What to work on: List, from the lines below, each one with "Exchange" in it.
===== Records to process =====
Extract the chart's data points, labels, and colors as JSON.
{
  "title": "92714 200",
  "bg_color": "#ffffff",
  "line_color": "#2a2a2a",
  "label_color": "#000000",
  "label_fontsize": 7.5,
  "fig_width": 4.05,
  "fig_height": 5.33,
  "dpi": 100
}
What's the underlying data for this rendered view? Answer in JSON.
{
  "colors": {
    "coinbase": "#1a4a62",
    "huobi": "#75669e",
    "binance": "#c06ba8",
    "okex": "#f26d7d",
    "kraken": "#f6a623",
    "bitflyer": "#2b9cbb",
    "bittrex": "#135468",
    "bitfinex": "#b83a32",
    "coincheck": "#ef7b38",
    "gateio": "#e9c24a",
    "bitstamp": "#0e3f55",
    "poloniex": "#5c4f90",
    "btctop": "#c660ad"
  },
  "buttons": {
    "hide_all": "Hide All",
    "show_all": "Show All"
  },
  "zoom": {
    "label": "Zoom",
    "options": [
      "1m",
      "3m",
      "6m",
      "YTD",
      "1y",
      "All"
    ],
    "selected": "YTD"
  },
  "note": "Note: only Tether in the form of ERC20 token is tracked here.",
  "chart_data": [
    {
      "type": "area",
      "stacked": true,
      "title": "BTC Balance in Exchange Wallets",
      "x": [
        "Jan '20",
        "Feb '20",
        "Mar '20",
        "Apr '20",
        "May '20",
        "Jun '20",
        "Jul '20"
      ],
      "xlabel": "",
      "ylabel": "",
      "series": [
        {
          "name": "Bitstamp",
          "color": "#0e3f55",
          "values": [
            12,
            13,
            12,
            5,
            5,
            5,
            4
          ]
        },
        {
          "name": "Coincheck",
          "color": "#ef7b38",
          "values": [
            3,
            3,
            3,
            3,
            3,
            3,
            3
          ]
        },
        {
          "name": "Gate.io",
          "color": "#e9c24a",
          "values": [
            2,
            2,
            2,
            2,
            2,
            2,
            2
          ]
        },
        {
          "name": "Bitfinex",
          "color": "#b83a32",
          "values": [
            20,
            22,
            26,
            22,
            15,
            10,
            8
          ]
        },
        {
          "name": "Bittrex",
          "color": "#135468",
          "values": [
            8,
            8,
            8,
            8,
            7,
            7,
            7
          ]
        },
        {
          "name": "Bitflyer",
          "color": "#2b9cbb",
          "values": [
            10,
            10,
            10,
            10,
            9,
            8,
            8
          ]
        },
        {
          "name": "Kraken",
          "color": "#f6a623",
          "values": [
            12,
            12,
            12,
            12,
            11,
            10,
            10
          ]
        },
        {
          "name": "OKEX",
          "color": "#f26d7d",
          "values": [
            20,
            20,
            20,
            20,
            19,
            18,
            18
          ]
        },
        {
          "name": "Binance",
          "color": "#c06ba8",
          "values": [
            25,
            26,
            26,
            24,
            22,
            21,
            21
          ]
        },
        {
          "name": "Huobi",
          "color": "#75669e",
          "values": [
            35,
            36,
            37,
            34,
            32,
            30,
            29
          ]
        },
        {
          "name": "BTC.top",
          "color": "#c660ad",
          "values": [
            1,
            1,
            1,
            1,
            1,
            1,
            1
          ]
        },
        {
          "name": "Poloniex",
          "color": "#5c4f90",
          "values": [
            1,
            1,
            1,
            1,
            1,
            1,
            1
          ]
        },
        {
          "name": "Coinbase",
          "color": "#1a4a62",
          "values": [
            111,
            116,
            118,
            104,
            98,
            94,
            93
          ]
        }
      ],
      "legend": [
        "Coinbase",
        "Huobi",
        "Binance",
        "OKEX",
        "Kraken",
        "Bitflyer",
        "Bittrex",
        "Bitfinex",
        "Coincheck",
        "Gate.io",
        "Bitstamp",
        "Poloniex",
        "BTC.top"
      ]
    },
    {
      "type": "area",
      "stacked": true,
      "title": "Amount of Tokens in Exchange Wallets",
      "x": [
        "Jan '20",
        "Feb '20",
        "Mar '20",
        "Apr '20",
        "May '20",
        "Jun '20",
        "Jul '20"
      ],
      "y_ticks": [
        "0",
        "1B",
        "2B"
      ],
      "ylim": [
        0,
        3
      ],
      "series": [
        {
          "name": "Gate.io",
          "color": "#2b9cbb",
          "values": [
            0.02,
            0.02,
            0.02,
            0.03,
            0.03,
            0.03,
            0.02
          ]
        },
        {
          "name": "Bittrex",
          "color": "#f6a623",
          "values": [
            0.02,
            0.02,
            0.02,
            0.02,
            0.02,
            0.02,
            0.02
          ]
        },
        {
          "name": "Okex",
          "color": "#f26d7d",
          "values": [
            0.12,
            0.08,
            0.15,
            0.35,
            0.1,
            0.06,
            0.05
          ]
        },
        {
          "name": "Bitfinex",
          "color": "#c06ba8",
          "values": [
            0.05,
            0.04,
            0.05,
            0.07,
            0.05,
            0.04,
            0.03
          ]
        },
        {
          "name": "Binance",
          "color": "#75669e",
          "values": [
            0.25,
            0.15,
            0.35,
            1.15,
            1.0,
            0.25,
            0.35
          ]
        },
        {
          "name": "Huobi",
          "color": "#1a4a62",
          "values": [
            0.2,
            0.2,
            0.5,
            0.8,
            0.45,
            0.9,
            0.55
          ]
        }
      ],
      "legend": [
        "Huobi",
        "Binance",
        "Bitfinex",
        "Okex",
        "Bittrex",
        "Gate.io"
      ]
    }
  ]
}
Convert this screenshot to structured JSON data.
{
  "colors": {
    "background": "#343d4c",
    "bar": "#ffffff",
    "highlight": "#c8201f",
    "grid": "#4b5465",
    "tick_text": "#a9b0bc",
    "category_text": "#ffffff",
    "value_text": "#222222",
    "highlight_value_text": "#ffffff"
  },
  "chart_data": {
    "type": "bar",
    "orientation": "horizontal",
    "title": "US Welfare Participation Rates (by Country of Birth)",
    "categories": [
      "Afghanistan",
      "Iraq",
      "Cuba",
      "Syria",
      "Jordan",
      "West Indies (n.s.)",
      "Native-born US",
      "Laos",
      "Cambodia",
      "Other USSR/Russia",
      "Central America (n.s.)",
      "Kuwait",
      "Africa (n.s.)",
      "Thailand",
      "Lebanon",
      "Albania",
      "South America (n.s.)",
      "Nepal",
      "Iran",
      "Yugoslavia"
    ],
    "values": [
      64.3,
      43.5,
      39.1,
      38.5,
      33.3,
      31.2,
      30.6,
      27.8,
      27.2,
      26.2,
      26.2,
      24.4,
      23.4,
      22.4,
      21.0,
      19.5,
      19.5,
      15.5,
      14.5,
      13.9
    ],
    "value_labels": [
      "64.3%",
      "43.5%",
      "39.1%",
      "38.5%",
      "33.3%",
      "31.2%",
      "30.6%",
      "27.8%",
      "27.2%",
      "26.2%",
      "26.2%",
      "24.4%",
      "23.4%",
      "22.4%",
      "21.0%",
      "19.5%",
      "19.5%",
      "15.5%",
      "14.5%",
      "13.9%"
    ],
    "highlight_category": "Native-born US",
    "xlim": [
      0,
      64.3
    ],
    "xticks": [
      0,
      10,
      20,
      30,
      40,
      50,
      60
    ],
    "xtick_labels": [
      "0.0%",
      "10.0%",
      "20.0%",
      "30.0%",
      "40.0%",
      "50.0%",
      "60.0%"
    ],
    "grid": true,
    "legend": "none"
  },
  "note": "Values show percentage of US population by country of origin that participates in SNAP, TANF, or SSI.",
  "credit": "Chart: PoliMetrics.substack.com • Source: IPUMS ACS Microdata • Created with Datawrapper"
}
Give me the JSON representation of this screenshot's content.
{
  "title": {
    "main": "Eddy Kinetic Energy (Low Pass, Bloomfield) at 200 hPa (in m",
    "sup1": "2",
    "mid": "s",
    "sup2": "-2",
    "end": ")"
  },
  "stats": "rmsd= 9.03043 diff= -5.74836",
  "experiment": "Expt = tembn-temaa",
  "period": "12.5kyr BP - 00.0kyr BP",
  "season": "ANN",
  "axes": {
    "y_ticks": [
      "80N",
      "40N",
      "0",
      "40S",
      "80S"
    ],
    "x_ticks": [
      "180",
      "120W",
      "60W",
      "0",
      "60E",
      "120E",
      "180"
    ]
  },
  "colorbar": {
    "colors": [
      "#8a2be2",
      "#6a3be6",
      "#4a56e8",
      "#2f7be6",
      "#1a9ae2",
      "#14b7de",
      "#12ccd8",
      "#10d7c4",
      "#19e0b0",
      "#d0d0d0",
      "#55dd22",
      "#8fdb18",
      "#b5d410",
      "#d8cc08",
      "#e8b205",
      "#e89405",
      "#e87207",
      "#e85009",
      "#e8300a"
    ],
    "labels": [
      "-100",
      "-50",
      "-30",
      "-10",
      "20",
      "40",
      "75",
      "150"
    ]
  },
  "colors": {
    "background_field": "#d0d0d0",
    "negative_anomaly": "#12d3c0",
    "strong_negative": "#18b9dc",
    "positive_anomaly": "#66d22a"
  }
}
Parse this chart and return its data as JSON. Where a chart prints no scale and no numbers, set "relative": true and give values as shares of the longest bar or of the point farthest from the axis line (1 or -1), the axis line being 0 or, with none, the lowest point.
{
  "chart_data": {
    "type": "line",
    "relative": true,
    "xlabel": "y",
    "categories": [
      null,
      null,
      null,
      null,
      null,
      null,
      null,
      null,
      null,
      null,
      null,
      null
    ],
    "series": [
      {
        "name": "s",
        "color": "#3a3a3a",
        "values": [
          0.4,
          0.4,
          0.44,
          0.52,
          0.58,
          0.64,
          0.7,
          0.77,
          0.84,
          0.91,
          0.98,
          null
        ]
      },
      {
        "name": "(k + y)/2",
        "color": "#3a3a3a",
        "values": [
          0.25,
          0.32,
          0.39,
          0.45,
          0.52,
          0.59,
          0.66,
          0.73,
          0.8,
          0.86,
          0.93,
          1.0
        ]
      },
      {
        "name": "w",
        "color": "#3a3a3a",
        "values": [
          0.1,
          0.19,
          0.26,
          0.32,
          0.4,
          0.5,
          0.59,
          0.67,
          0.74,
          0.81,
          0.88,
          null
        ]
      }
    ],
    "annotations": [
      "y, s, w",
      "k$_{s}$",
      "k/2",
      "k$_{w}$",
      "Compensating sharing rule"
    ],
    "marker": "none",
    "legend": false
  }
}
=====
Solved exercise:
      "title": "BTC Balance in Exchange Wallets",
      "title": "Amount of Tokens in Exchange Wallets",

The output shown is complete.